--- WORK REQUIRED ---
Search the data for the string "camas" and gather each line it is in.

--- STORED DATA ---
____

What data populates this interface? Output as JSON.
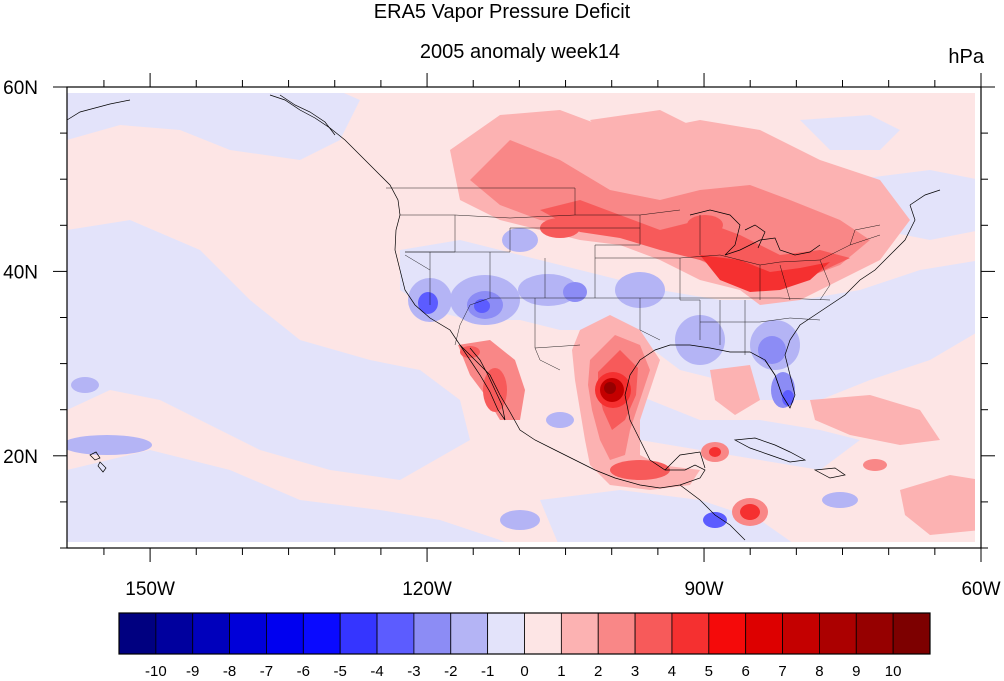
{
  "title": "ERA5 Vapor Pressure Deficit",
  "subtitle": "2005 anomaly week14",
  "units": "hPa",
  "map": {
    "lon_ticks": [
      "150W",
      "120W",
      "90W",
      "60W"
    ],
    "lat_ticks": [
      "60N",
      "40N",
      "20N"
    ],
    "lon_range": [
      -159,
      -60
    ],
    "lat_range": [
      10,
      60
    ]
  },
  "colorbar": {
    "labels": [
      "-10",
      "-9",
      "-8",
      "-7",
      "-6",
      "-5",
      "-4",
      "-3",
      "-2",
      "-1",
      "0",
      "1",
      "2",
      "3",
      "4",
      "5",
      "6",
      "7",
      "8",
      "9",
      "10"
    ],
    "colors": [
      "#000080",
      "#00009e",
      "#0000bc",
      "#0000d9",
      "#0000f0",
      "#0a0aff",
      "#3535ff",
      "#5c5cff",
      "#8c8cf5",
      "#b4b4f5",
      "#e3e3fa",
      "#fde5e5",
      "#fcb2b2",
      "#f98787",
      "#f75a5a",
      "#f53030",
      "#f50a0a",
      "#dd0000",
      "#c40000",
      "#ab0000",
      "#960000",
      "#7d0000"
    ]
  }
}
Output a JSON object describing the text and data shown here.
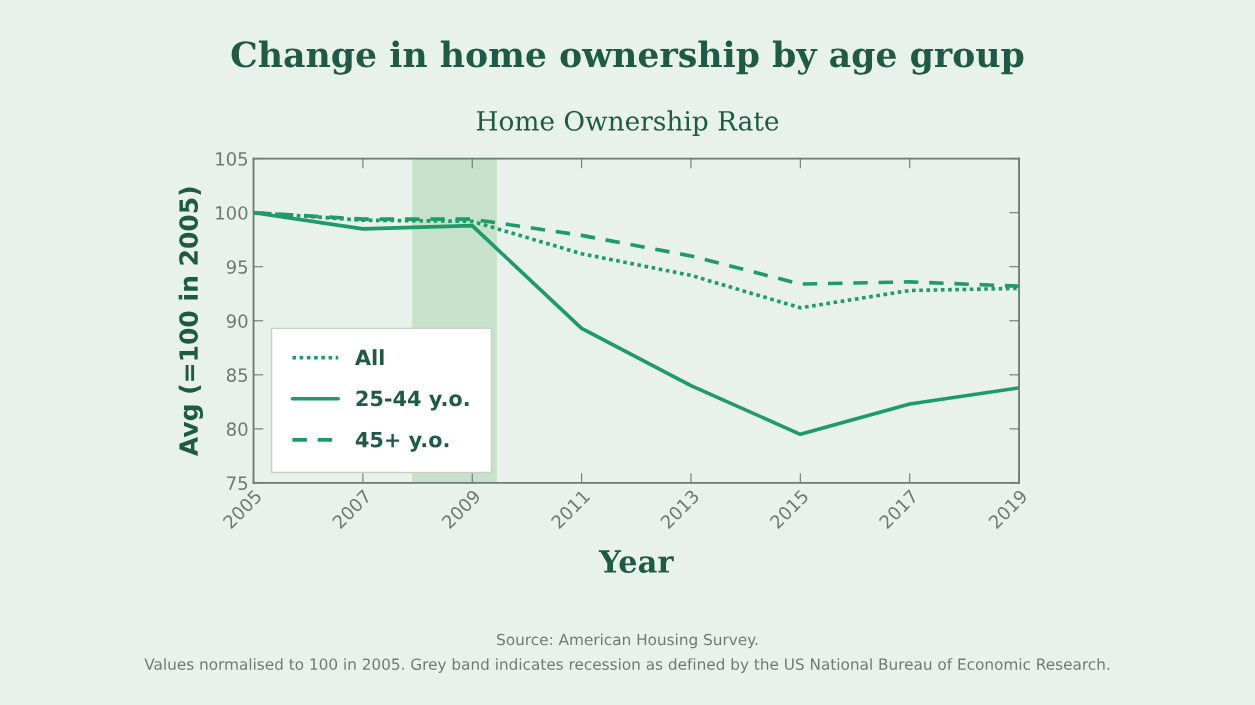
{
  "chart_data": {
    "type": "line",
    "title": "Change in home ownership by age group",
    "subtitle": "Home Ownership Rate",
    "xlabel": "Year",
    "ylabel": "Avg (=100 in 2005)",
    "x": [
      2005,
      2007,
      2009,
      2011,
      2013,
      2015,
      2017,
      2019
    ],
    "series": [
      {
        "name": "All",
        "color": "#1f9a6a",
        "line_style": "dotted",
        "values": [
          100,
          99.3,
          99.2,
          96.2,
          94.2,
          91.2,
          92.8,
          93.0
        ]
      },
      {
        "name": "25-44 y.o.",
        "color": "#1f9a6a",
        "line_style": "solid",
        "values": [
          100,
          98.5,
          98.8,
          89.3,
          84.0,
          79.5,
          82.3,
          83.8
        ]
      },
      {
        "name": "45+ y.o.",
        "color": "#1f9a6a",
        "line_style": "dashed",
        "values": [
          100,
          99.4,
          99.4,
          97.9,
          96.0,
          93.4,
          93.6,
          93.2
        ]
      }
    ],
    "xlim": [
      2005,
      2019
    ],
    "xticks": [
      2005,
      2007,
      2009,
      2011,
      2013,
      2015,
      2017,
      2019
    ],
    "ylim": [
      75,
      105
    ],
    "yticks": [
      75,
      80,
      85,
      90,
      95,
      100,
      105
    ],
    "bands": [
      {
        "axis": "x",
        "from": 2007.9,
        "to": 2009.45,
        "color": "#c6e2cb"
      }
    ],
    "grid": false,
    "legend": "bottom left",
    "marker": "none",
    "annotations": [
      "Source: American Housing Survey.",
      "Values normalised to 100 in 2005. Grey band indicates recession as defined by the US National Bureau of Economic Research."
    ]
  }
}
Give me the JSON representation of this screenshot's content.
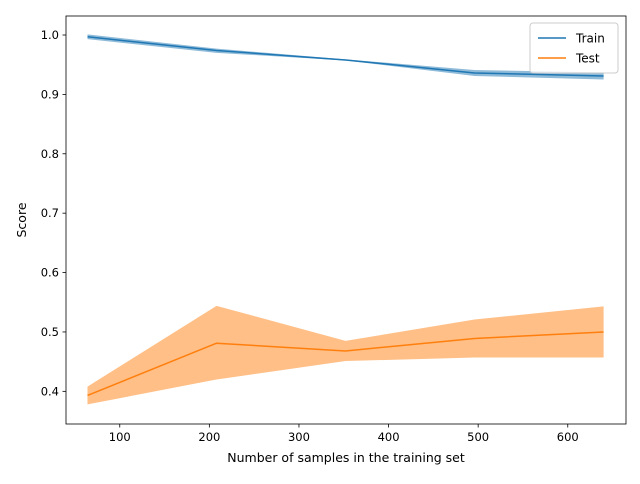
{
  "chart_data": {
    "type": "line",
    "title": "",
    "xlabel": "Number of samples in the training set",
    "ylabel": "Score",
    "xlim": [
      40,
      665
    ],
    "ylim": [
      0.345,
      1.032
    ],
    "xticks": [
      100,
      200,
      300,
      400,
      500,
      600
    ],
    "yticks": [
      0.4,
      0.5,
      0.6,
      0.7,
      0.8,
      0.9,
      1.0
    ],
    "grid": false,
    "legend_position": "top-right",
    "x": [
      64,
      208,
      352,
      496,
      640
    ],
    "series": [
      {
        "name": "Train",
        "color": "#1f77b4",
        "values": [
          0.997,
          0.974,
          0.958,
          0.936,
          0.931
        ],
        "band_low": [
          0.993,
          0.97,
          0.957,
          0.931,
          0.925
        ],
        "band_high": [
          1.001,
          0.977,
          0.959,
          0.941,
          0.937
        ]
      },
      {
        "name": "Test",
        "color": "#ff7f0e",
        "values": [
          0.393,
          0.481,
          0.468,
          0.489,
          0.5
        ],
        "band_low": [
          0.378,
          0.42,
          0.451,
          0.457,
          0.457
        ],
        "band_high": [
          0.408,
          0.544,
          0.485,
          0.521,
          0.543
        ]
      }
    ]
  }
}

____

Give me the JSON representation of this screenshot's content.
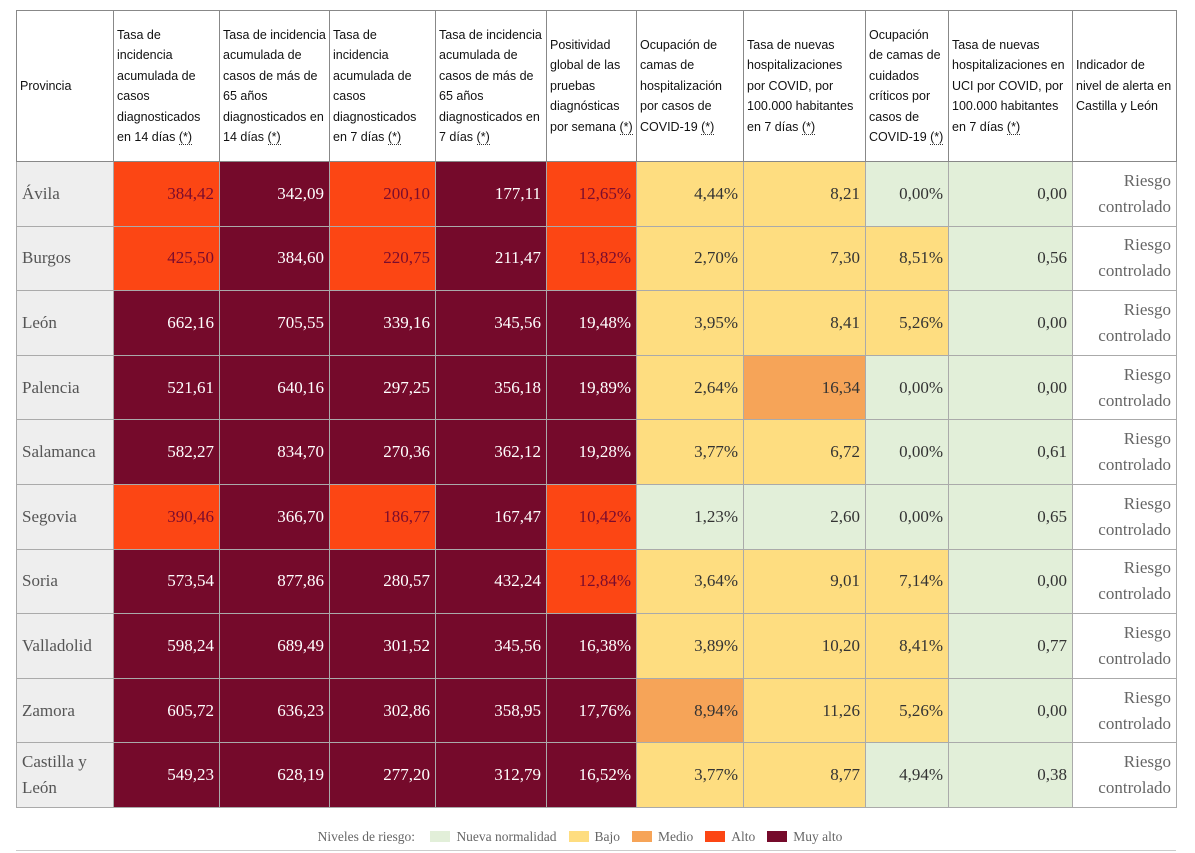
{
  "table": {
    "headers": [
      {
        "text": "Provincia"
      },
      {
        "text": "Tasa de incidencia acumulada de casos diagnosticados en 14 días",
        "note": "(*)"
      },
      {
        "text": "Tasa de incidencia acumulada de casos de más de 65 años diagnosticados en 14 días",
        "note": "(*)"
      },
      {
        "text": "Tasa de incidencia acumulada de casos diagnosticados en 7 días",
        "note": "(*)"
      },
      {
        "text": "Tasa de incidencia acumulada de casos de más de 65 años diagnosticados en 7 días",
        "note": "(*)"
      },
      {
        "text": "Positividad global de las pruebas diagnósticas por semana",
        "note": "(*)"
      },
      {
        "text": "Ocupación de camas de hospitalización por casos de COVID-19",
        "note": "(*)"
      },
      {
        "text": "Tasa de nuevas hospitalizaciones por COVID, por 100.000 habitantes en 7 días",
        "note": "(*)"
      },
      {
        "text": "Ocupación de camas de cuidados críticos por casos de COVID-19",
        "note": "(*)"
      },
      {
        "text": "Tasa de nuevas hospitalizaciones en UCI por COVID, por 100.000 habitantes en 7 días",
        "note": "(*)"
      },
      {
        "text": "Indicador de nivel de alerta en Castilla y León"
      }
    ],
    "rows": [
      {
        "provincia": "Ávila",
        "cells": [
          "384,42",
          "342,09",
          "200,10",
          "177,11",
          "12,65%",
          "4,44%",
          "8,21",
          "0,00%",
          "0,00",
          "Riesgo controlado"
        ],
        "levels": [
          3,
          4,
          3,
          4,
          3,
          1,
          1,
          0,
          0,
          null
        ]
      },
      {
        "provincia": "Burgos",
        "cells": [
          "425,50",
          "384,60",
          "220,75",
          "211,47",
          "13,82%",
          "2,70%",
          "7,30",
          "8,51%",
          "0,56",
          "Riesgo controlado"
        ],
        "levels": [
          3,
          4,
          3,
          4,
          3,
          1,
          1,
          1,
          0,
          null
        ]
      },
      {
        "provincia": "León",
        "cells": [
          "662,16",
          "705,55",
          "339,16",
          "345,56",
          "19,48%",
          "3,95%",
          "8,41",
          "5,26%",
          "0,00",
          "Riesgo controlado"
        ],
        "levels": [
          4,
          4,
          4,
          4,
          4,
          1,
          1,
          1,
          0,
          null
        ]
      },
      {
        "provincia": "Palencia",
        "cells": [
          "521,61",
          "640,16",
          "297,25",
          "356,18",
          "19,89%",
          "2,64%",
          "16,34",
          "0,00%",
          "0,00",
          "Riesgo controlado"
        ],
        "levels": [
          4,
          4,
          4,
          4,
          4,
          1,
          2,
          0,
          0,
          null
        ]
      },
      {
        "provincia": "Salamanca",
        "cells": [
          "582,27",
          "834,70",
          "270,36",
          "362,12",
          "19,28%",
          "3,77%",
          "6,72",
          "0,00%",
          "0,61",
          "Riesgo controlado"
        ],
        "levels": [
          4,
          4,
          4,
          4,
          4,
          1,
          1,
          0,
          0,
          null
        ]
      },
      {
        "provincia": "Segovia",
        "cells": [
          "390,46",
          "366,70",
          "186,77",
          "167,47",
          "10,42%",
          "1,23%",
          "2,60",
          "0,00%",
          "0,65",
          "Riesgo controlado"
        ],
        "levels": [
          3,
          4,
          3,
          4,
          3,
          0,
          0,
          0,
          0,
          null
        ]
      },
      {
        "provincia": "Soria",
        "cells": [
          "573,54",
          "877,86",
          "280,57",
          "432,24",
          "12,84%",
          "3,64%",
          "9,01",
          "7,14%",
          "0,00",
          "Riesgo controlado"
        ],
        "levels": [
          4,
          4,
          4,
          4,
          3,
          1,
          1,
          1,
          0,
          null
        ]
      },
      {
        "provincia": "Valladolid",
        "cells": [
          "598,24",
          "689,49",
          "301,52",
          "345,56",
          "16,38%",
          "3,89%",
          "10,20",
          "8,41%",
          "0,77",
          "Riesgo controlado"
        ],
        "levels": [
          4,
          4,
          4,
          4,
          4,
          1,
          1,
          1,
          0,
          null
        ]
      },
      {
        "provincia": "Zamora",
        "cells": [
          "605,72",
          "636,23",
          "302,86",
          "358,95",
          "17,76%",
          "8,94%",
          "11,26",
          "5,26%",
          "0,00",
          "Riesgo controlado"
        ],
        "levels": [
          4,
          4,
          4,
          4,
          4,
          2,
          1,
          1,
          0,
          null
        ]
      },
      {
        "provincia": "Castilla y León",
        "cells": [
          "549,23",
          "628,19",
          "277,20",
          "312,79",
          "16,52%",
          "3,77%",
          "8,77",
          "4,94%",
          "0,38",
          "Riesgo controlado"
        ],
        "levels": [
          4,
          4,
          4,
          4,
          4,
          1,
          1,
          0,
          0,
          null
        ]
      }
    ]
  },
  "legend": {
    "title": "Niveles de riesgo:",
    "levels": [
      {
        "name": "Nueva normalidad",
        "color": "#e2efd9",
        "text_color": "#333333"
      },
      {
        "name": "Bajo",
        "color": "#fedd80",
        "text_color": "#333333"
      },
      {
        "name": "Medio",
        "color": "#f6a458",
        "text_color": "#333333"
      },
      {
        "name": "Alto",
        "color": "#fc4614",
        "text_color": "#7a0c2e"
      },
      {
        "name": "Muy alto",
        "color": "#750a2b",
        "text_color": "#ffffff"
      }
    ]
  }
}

____

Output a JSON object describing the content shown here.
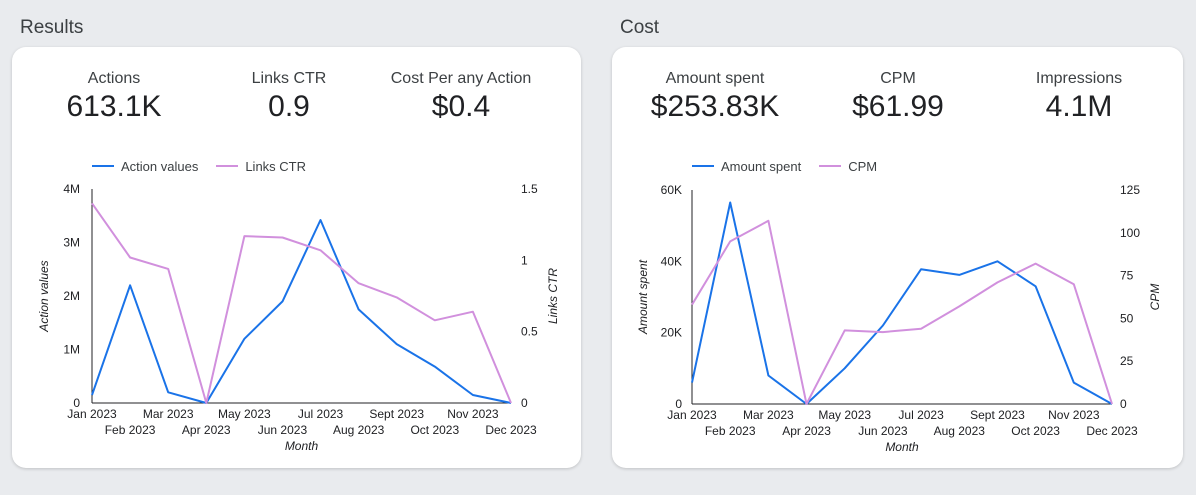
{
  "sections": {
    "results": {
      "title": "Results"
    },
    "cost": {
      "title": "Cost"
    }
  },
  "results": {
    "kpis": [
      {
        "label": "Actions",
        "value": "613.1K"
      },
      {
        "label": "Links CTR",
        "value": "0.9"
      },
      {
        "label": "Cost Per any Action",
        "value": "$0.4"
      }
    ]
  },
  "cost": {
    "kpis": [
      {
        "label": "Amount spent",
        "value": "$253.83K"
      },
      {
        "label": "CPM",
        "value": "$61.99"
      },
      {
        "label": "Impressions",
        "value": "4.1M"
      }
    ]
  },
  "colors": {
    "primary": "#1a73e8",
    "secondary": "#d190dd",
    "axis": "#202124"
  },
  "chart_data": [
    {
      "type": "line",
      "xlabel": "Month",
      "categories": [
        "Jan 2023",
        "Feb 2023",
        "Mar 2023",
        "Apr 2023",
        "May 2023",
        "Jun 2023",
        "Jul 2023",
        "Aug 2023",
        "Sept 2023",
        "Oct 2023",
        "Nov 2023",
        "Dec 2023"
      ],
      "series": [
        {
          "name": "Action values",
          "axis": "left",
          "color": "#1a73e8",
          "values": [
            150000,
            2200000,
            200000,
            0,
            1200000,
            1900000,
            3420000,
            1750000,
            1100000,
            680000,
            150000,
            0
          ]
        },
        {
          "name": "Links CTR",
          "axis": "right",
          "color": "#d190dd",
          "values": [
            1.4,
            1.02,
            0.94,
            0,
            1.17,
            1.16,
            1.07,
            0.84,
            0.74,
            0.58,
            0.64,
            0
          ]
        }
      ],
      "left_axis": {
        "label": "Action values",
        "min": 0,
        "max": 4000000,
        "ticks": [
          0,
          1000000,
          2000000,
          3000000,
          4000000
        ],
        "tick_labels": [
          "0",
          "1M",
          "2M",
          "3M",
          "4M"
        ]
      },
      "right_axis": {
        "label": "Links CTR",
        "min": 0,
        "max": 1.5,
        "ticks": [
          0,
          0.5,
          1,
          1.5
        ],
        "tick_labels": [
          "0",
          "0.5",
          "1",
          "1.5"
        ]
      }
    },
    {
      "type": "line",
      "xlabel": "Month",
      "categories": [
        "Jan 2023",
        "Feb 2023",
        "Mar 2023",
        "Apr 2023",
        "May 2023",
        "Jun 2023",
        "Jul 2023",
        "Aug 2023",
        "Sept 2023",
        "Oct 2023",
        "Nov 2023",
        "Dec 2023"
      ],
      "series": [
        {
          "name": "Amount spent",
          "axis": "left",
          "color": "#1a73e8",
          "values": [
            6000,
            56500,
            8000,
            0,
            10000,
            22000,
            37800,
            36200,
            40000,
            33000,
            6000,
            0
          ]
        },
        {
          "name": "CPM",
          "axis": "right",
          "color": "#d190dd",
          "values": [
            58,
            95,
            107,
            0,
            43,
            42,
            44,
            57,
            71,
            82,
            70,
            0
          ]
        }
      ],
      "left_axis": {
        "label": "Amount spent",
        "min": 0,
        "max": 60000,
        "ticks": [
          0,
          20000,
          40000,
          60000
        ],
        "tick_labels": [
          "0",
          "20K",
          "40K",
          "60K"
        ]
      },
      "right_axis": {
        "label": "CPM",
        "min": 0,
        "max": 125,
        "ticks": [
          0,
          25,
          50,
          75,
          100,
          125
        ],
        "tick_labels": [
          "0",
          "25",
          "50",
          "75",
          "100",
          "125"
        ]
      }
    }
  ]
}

____

--- CORRECT ANSWER ---
        "text": "Ocupación de camas de hospitalización por casos de COVID-19",
        "text": "Ocupación de camas de cuidados críticos por casos de COVID-19",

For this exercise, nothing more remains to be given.